— START MATERIAL FOR THE TASK —

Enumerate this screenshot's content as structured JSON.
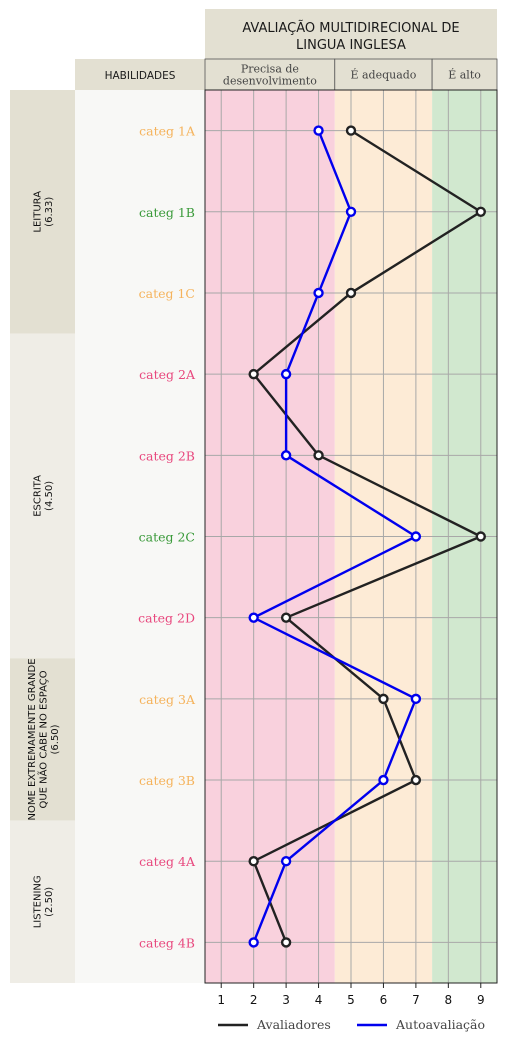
{
  "title": {
    "line1": "AVALIAÇÃO MULTIDIRECIONAL DE",
    "line2": "LINGUA INGLESA"
  },
  "skills_header": "HABILIDADES",
  "bands": [
    {
      "label_lines": [
        "Precisa de",
        "desenvolvimento"
      ],
      "from": 0.5,
      "to": 4.5,
      "color": "#f9d1dd"
    },
    {
      "label_lines": [
        "É adequado"
      ],
      "from": 4.5,
      "to": 7.5,
      "color": "#fdebd6"
    },
    {
      "label_lines": [
        "É alto"
      ],
      "from": 7.5,
      "to": 9.5,
      "color": "#d1e8cf"
    }
  ],
  "groups": [
    {
      "name_lines": [
        "LEITURA",
        "(6.33)"
      ],
      "count": 3,
      "bg": "#e3e0d2"
    },
    {
      "name_lines": [
        "ESCRITA",
        "(4.50)"
      ],
      "count": 4,
      "bg": "#efede6"
    },
    {
      "name_lines": [
        "NOME EXTREMAMENTE GRANDE",
        "QUE NÃO CABE NO ESPAÇO",
        "(6.50)"
      ],
      "count": 2,
      "bg": "#e3e0d2"
    },
    {
      "name_lines": [
        "LISTENING",
        "(2.50)"
      ],
      "count": 2,
      "bg": "#efede6"
    }
  ],
  "colors": {
    "low": "#e8487e",
    "mid": "#f5b35c",
    "high": "#3a9a3a",
    "evaluators": "#222222",
    "self": "#0000ee",
    "header_bg": "#e3e0d2",
    "panel_bg": "#f8f8f6"
  },
  "chart_data": {
    "type": "line",
    "orientation": "horizontal",
    "categories": [
      "categ 1A",
      "categ 1B",
      "categ 1C",
      "categ 2A",
      "categ 2B",
      "categ 2C",
      "categ 2D",
      "categ 3A",
      "categ 3B",
      "categ 4A",
      "categ 4B"
    ],
    "category_levels": [
      "mid",
      "high",
      "mid",
      "low",
      "low",
      "high",
      "low",
      "mid",
      "mid",
      "low",
      "low"
    ],
    "x_ticks": [
      1,
      2,
      3,
      4,
      5,
      6,
      7,
      8,
      9
    ],
    "xlim": [
      0.5,
      9.5
    ],
    "grid": true,
    "legend_position": "bottom",
    "series": [
      {
        "name": "Avaliadores",
        "values": [
          5,
          9,
          5,
          2,
          4,
          9,
          3,
          6,
          7,
          2,
          3
        ]
      },
      {
        "name": "Autoavaliação",
        "values": [
          4,
          5,
          4,
          3,
          3,
          7,
          2,
          7,
          6,
          3,
          2
        ]
      }
    ]
  }
}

— END MATERIAL FOR THE TASK —

### DIRECTIVE
Your task is to repeat the data above exactly while excluding the pictures.

### COMPLETED EXERCISE
Enumerate this screenshot's content as structured JSON.
{
  "title": {
    "line1": "AVALIAÇÃO MULTIDIRECIONAL DE",
    "line2": "LINGUA INGLESA"
  },
  "skills_header": "HABILIDADES",
  "bands": [
    {
      "label_lines": [
        "Precisa de",
        "desenvolvimento"
      ],
      "from": 0.5,
      "to": 4.5,
      "color": "#f9d1dd"
    },
    {
      "label_lines": [
        "É adequado"
      ],
      "from": 4.5,
      "to": 7.5,
      "color": "#fdebd6"
    },
    {
      "label_lines": [
        "É alto"
      ],
      "from": 7.5,
      "to": 9.5,
      "color": "#d1e8cf"
    }
  ],
  "groups": [
    {
      "name_lines": [
        "LEITURA",
        "(6.33)"
      ],
      "count": 3,
      "bg": "#e3e0d2"
    },
    {
      "name_lines": [
        "ESCRITA",
        "(4.50)"
      ],
      "count": 4,
      "bg": "#efede6"
    },
    {
      "name_lines": [
        "NOME EXTREMAMENTE GRANDE",
        "QUE NÃO CABE NO ESPAÇO",
        "(6.50)"
      ],
      "count": 2,
      "bg": "#e3e0d2"
    },
    {
      "name_lines": [
        "LISTENING",
        "(2.50)"
      ],
      "count": 2,
      "bg": "#efede6"
    }
  ],
  "colors": {
    "low": "#e8487e",
    "mid": "#f5b35c",
    "high": "#3a9a3a",
    "evaluators": "#222222",
    "self": "#0000ee",
    "header_bg": "#e3e0d2",
    "panel_bg": "#f8f8f6"
  },
  "chart_data": {
    "type": "line",
    "orientation": "horizontal",
    "categories": [
      "categ 1A",
      "categ 1B",
      "categ 1C",
      "categ 2A",
      "categ 2B",
      "categ 2C",
      "categ 2D",
      "categ 3A",
      "categ 3B",
      "categ 4A",
      "categ 4B"
    ],
    "category_levels": [
      "mid",
      "high",
      "mid",
      "low",
      "low",
      "high",
      "low",
      "mid",
      "mid",
      "low",
      "low"
    ],
    "x_ticks": [
      1,
      2,
      3,
      4,
      5,
      6,
      7,
      8,
      9
    ],
    "xlim": [
      0.5,
      9.5
    ],
    "grid": true,
    "legend_position": "bottom",
    "series": [
      {
        "name": "Avaliadores",
        "values": [
          5,
          9,
          5,
          2,
          4,
          9,
          3,
          6,
          7,
          2,
          3
        ]
      },
      {
        "name": "Autoavaliação",
        "values": [
          4,
          5,
          4,
          3,
          3,
          7,
          2,
          7,
          6,
          3,
          2
        ]
      }
    ]
  }
}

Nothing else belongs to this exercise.